- _Given task_
Print out the entries below with no edits.

○ ○ ○

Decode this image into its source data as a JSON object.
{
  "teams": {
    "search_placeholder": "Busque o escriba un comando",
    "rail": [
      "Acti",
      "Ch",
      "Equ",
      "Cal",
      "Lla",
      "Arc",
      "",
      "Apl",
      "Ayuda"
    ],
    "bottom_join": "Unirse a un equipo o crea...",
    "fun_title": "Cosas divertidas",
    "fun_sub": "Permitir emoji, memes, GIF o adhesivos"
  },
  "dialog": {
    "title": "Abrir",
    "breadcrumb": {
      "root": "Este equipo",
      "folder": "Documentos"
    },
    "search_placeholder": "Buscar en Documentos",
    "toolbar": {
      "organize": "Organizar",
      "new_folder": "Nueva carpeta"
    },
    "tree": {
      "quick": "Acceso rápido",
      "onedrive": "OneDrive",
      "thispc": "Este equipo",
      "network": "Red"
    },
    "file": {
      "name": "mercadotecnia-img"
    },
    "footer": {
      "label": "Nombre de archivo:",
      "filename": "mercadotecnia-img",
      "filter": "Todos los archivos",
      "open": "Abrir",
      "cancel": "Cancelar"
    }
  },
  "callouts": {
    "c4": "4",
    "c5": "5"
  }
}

○ ○ ○

- _Worked solution_
Decode this image into its source data as a JSON object.
{
  "teams": {
    "search_placeholder": "Busque o escriba un comando",
    "rail": [
      "Acti",
      "Ch",
      "Equ",
      "Cal",
      "Lla",
      "Arc",
      "",
      "Apl",
      "Ayuda"
    ],
    "bottom_join": "Unirse a un equipo o crea...",
    "fun_title": "Cosas divertidas",
    "fun_sub": "Permitir emoji, memes, GIF o adhesivos"
  },
  "dialog": {
    "title": "Abrir",
    "breadcrumb": {
      "root": "Este equipo",
      "folder": "Documentos"
    },
    "search_placeholder": "Buscar en Documentos",
    "toolbar": {
      "organize": "Organizar",
      "new_folder": "Nueva carpeta"
    },
    "tree": {
      "quick": "Acceso rápido",
      "onedrive": "OneDrive",
      "thispc": "Este equipo",
      "network": "Red"
    },
    "file": {
      "name": "mercadotecnia-img"
    },
    "footer": {
      "label": "Nombre de archivo:",
      "filename": "mercadotecnia-img",
      "filter": "Todos los archivos",
      "open": "Abrir",
      "cancel": "Cancelar"
    }
  },
  "callouts": {
    "c4": "4",
    "c5": "5"
  }
}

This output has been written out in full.